_The records:_
--------------------------------------------------

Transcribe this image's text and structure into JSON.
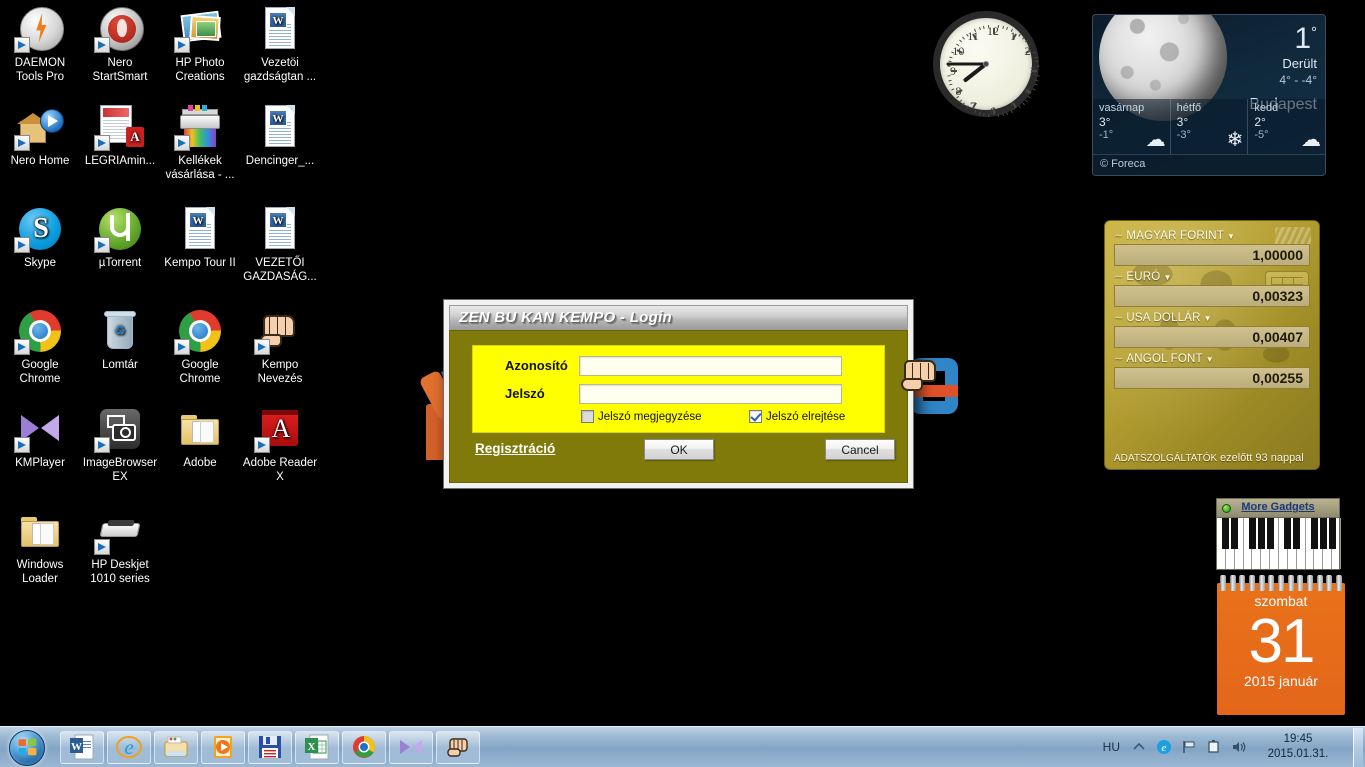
{
  "desktop": {
    "icons": [
      {
        "label": "DAEMON Tools Pro",
        "icon": "daemon-tools-icon",
        "shortcut": true
      },
      {
        "label": "Nero StartSmart",
        "icon": "nero-startsmart-icon",
        "shortcut": true
      },
      {
        "label": "HP Photo Creations",
        "icon": "hp-photo-creations-icon",
        "shortcut": true
      },
      {
        "label": "Vezetöi gazdságtan ...",
        "icon": "word-document-icon",
        "shortcut": false
      },
      {
        "label": "Nero Home",
        "icon": "nero-home-icon",
        "shortcut": true
      },
      {
        "label": "LEGRIAmin...",
        "icon": "pdf-document-icon",
        "shortcut": true
      },
      {
        "label": "Kellékek vásárlása - ...",
        "icon": "printer-icon",
        "shortcut": true
      },
      {
        "label": "Dencinger_...",
        "icon": "word-document-icon",
        "shortcut": false
      },
      {
        "label": "Skype",
        "icon": "skype-icon",
        "shortcut": true
      },
      {
        "label": "µTorrent",
        "icon": "utorrent-icon",
        "shortcut": true
      },
      {
        "label": "Kempo Tour II",
        "icon": "word-document-icon",
        "shortcut": false
      },
      {
        "label": "VEZETŐI GAZDASÁG...",
        "icon": "word-document-icon",
        "shortcut": false
      },
      {
        "label": "Google Chrome",
        "icon": "chrome-icon",
        "shortcut": true
      },
      {
        "label": "Lomtár",
        "icon": "recycle-bin-icon",
        "shortcut": false
      },
      {
        "label": "Google Chrome",
        "icon": "chrome-icon",
        "shortcut": true
      },
      {
        "label": "Kempo Nevezés",
        "icon": "fist-icon",
        "shortcut": true
      },
      {
        "label": "KMPlayer",
        "icon": "kmplayer-icon",
        "shortcut": true
      },
      {
        "label": "ImageBrowser EX",
        "icon": "imagebrowser-icon",
        "shortcut": true
      },
      {
        "label": "Adobe",
        "icon": "folder-icon",
        "shortcut": false
      },
      {
        "label": "Adobe Reader X",
        "icon": "adobe-reader-icon",
        "shortcut": true
      },
      {
        "label": "Windows Loader",
        "icon": "folder-icon",
        "shortcut": false
      },
      {
        "label": "HP Deskjet 1010 series",
        "icon": "printer-device-icon",
        "shortcut": true
      }
    ]
  },
  "clock_gadget": {
    "name": "analog-clock",
    "numbers": [
      "12",
      "1",
      "2",
      "3",
      "4",
      "5",
      "6",
      "7",
      "8",
      "9",
      "10",
      "11"
    ],
    "hour_angle": 232,
    "minute_angle": 270
  },
  "weather_gadget": {
    "temperature": "1",
    "degree": "°",
    "condition": "Derült",
    "range": "4° -  -4°",
    "city": "Budapest",
    "provider": "© Foreca",
    "forecast": [
      {
        "day": "vasárnap",
        "high": "3°",
        "low": "-1°",
        "symbol": "☁",
        "icon": "cloudy-icon"
      },
      {
        "day": "hétfő",
        "high": "3°",
        "low": "-3°",
        "symbol": "❄",
        "icon": "snow-icon"
      },
      {
        "day": "kedd",
        "high": "2°",
        "low": "-5°",
        "symbol": "☁",
        "icon": "cloudy-icon"
      }
    ]
  },
  "currency_gadget": {
    "rows": [
      {
        "label": "MAGYAR FORINT",
        "value": "1,00000"
      },
      {
        "label": "EURÓ",
        "value": "0,00323"
      },
      {
        "label": "USA DOLLÁR",
        "value": "0,00407"
      },
      {
        "label": "ANGOL FONT",
        "value": "0,00255"
      }
    ],
    "footer_label": "ADATSZOLGÁLTATÓK",
    "footer_ago": "ezelőtt 93 nappal"
  },
  "piano_gadget": {
    "link": "More Gadgets"
  },
  "calendar_gadget": {
    "day_of_week": "szombat",
    "day": "31",
    "month_year": "2015 január"
  },
  "dialog": {
    "title": "ZEN BU KAN KEMPO - Login",
    "fields": [
      {
        "label": "Azonosító",
        "value": "",
        "placeholder": "",
        "name": "username-input"
      },
      {
        "label": "Jelszó",
        "value": "",
        "placeholder": "",
        "name": "password-input"
      }
    ],
    "checkboxes": [
      {
        "label": "Jelszó megjegyzése",
        "checked": false
      },
      {
        "label": "Jelszó elrejtése",
        "checked": true
      }
    ],
    "register_link": "Regisztráció",
    "ok_label": "OK",
    "cancel_label": "Cancel",
    "colors": {
      "panel": "#ffff00",
      "body": "#7f7a09",
      "input": "#fffff0"
    }
  },
  "taskbar": {
    "start_label": "Start",
    "buttons": [
      {
        "name": "taskbar-word",
        "icon": "word-icon"
      },
      {
        "name": "taskbar-internet-explorer",
        "icon": "internet-explorer-icon"
      },
      {
        "name": "taskbar-explorer",
        "icon": "folder-explorer-icon"
      },
      {
        "name": "taskbar-media-player",
        "icon": "windows-media-player-icon"
      },
      {
        "name": "taskbar-save-app",
        "icon": "floppy-disk-icon"
      },
      {
        "name": "taskbar-excel",
        "icon": "excel-icon"
      },
      {
        "name": "taskbar-chrome",
        "icon": "chrome-icon"
      },
      {
        "name": "taskbar-kmplayer",
        "icon": "kmplayer-icon"
      },
      {
        "name": "taskbar-kempo",
        "icon": "fist-icon"
      }
    ],
    "tray": {
      "language": "HU",
      "icons": [
        "show-hidden-icons-chevron",
        "internet-explorer-icon",
        "network-flag-icon",
        "action-center-icon",
        "volume-icon"
      ],
      "time": "19:45",
      "date": "2015.01.31."
    }
  }
}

--------------------------------------------------

_Directions for this task:_
Return the material word for word. Pictures are not part of the copy.

_Reply to the exercise:_
Transcribe this image's text and structure into JSON.
{
  "desktop": {
    "icons": [
      {
        "label": "DAEMON Tools Pro",
        "icon": "daemon-tools-icon",
        "shortcut": true
      },
      {
        "label": "Nero StartSmart",
        "icon": "nero-startsmart-icon",
        "shortcut": true
      },
      {
        "label": "HP Photo Creations",
        "icon": "hp-photo-creations-icon",
        "shortcut": true
      },
      {
        "label": "Vezetöi gazdságtan ...",
        "icon": "word-document-icon",
        "shortcut": false
      },
      {
        "label": "Nero Home",
        "icon": "nero-home-icon",
        "shortcut": true
      },
      {
        "label": "LEGRIAmin...",
        "icon": "pdf-document-icon",
        "shortcut": true
      },
      {
        "label": "Kellékek vásárlása - ...",
        "icon": "printer-icon",
        "shortcut": true
      },
      {
        "label": "Dencinger_...",
        "icon": "word-document-icon",
        "shortcut": false
      },
      {
        "label": "Skype",
        "icon": "skype-icon",
        "shortcut": true
      },
      {
        "label": "µTorrent",
        "icon": "utorrent-icon",
        "shortcut": true
      },
      {
        "label": "Kempo Tour II",
        "icon": "word-document-icon",
        "shortcut": false
      },
      {
        "label": "VEZETŐI GAZDASÁG...",
        "icon": "word-document-icon",
        "shortcut": false
      },
      {
        "label": "Google Chrome",
        "icon": "chrome-icon",
        "shortcut": true
      },
      {
        "label": "Lomtár",
        "icon": "recycle-bin-icon",
        "shortcut": false
      },
      {
        "label": "Google Chrome",
        "icon": "chrome-icon",
        "shortcut": true
      },
      {
        "label": "Kempo Nevezés",
        "icon": "fist-icon",
        "shortcut": true
      },
      {
        "label": "KMPlayer",
        "icon": "kmplayer-icon",
        "shortcut": true
      },
      {
        "label": "ImageBrowser EX",
        "icon": "imagebrowser-icon",
        "shortcut": true
      },
      {
        "label": "Adobe",
        "icon": "folder-icon",
        "shortcut": false
      },
      {
        "label": "Adobe Reader X",
        "icon": "adobe-reader-icon",
        "shortcut": true
      },
      {
        "label": "Windows Loader",
        "icon": "folder-icon",
        "shortcut": false
      },
      {
        "label": "HP Deskjet 1010 series",
        "icon": "printer-device-icon",
        "shortcut": true
      }
    ]
  },
  "clock_gadget": {
    "name": "analog-clock",
    "numbers": [
      "12",
      "1",
      "2",
      "3",
      "4",
      "5",
      "6",
      "7",
      "8",
      "9",
      "10",
      "11"
    ],
    "hour_angle": 232,
    "minute_angle": 270
  },
  "weather_gadget": {
    "temperature": "1",
    "degree": "°",
    "condition": "Derült",
    "range": "4° -  -4°",
    "city": "Budapest",
    "provider": "© Foreca",
    "forecast": [
      {
        "day": "vasárnap",
        "high": "3°",
        "low": "-1°",
        "symbol": "☁",
        "icon": "cloudy-icon"
      },
      {
        "day": "hétfő",
        "high": "3°",
        "low": "-3°",
        "symbol": "❄",
        "icon": "snow-icon"
      },
      {
        "day": "kedd",
        "high": "2°",
        "low": "-5°",
        "symbol": "☁",
        "icon": "cloudy-icon"
      }
    ]
  },
  "currency_gadget": {
    "rows": [
      {
        "label": "MAGYAR FORINT",
        "value": "1,00000"
      },
      {
        "label": "EURÓ",
        "value": "0,00323"
      },
      {
        "label": "USA DOLLÁR",
        "value": "0,00407"
      },
      {
        "label": "ANGOL FONT",
        "value": "0,00255"
      }
    ],
    "footer_label": "ADATSZOLGÁLTATÓK",
    "footer_ago": "ezelőtt 93 nappal"
  },
  "piano_gadget": {
    "link": "More Gadgets"
  },
  "calendar_gadget": {
    "day_of_week": "szombat",
    "day": "31",
    "month_year": "2015 január"
  },
  "dialog": {
    "title": "ZEN BU KAN KEMPO - Login",
    "fields": [
      {
        "label": "Azonosító",
        "value": "",
        "placeholder": "",
        "name": "username-input"
      },
      {
        "label": "Jelszó",
        "value": "",
        "placeholder": "",
        "name": "password-input"
      }
    ],
    "checkboxes": [
      {
        "label": "Jelszó megjegyzése",
        "checked": false
      },
      {
        "label": "Jelszó elrejtése",
        "checked": true
      }
    ],
    "register_link": "Regisztráció",
    "ok_label": "OK",
    "cancel_label": "Cancel",
    "colors": {
      "panel": "#ffff00",
      "body": "#7f7a09",
      "input": "#fffff0"
    }
  },
  "taskbar": {
    "start_label": "Start",
    "buttons": [
      {
        "name": "taskbar-word",
        "icon": "word-icon"
      },
      {
        "name": "taskbar-internet-explorer",
        "icon": "internet-explorer-icon"
      },
      {
        "name": "taskbar-explorer",
        "icon": "folder-explorer-icon"
      },
      {
        "name": "taskbar-media-player",
        "icon": "windows-media-player-icon"
      },
      {
        "name": "taskbar-save-app",
        "icon": "floppy-disk-icon"
      },
      {
        "name": "taskbar-excel",
        "icon": "excel-icon"
      },
      {
        "name": "taskbar-chrome",
        "icon": "chrome-icon"
      },
      {
        "name": "taskbar-kmplayer",
        "icon": "kmplayer-icon"
      },
      {
        "name": "taskbar-kempo",
        "icon": "fist-icon"
      }
    ],
    "tray": {
      "language": "HU",
      "icons": [
        "show-hidden-icons-chevron",
        "internet-explorer-icon",
        "network-flag-icon",
        "action-center-icon",
        "volume-icon"
      ],
      "time": "19:45",
      "date": "2015.01.31."
    }
  }
}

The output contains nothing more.